Challenge: How many lines hold the string "boulevard"? Reply with the number alone.
---------- Given data ----------
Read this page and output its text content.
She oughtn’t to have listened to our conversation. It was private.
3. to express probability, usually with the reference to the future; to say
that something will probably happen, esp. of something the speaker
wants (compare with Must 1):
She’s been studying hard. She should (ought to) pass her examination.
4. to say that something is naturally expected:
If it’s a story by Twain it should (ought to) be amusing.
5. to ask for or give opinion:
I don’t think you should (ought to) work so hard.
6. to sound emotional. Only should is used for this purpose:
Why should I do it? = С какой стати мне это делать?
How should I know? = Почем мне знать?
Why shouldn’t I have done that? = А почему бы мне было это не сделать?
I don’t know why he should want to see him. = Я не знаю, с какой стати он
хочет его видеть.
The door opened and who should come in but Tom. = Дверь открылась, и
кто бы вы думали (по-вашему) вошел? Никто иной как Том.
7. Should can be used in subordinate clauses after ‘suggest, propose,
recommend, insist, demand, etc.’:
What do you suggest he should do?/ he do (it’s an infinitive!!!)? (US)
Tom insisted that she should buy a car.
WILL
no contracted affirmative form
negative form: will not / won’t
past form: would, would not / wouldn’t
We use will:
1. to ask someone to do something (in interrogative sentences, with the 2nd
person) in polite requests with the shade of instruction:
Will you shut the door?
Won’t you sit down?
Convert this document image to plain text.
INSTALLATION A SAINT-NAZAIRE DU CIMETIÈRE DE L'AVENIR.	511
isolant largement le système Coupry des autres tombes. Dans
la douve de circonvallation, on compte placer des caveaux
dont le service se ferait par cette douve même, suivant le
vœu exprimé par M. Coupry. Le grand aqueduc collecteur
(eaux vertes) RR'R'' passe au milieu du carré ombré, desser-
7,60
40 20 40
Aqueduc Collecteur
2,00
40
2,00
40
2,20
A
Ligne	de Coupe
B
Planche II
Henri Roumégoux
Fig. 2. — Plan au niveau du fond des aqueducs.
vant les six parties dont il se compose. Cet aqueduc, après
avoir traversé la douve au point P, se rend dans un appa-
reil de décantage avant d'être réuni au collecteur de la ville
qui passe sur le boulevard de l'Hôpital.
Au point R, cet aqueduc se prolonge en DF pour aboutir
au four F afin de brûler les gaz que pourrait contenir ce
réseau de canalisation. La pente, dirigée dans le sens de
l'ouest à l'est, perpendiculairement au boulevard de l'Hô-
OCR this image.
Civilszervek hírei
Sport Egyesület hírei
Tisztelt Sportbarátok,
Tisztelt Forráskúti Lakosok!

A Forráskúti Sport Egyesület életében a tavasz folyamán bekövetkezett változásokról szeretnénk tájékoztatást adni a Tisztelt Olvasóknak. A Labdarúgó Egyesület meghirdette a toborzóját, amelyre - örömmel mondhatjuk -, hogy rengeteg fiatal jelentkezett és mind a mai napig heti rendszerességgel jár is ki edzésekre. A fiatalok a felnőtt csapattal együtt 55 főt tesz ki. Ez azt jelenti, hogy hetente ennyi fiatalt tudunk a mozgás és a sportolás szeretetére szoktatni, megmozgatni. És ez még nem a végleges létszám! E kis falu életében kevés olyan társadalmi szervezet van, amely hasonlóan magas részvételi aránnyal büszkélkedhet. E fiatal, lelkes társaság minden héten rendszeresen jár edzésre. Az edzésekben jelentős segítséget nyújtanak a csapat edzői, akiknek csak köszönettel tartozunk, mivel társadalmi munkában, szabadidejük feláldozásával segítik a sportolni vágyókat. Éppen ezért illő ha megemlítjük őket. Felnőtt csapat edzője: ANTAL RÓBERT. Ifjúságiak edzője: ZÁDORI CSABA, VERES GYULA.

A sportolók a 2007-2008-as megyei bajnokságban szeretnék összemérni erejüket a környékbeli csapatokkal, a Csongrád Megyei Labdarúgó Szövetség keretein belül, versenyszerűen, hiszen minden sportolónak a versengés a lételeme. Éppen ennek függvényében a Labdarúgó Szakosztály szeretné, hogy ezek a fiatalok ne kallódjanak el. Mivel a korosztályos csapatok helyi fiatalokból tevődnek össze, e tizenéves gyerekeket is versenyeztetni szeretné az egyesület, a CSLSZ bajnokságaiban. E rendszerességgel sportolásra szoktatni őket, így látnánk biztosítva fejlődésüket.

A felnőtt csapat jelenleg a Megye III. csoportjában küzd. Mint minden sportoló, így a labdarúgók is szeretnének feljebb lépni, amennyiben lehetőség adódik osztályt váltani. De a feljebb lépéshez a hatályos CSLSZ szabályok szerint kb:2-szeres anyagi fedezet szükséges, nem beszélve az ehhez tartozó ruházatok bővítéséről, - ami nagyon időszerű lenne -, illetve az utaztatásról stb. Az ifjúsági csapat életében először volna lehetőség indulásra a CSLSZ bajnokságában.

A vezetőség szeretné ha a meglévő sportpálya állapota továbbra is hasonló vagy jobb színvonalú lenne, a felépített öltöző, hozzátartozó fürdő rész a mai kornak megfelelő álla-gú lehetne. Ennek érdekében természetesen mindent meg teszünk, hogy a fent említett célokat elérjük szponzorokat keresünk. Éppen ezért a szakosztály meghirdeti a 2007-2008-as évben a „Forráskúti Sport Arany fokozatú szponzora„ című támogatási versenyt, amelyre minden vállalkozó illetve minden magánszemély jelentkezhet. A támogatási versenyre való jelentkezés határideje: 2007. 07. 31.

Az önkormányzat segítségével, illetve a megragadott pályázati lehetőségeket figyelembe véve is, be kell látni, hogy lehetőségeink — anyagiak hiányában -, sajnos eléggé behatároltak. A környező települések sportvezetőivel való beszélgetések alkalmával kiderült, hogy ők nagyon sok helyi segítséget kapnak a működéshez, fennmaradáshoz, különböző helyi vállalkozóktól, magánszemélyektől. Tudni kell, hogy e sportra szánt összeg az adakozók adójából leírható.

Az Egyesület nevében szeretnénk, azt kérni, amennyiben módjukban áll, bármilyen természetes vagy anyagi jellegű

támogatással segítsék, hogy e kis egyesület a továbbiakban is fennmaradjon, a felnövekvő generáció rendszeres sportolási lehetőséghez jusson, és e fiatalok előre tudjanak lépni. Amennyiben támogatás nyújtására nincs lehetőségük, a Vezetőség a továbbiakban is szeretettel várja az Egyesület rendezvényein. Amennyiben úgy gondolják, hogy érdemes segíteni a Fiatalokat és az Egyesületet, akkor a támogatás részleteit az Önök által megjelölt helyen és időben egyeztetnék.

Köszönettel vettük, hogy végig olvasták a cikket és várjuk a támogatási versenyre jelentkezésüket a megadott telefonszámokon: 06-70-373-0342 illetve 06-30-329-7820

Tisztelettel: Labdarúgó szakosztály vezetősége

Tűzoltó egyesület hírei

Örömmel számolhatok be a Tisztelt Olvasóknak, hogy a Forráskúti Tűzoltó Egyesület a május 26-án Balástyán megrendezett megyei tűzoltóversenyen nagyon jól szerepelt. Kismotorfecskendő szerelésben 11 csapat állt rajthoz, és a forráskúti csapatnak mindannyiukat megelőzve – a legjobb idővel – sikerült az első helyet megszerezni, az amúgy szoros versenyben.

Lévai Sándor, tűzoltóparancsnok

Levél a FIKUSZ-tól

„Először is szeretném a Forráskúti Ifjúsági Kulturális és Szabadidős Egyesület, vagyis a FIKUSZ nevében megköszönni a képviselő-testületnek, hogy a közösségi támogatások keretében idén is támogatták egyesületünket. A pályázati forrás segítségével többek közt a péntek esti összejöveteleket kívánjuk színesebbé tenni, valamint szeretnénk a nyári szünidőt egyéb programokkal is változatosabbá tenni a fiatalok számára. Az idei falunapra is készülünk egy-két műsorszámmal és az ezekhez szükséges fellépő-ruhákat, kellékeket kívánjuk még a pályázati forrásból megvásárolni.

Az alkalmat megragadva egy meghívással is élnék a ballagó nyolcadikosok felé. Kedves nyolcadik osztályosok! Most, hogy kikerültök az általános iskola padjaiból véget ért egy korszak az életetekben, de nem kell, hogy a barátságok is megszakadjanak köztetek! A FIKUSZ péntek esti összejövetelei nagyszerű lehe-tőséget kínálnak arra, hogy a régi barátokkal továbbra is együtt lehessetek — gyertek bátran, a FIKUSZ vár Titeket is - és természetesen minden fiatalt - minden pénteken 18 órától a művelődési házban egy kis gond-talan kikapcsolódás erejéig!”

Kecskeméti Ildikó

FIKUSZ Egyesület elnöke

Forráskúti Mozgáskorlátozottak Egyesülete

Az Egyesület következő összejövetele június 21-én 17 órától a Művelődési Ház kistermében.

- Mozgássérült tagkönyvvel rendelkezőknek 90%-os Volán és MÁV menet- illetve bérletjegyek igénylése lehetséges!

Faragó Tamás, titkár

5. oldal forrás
----------
Full response: 2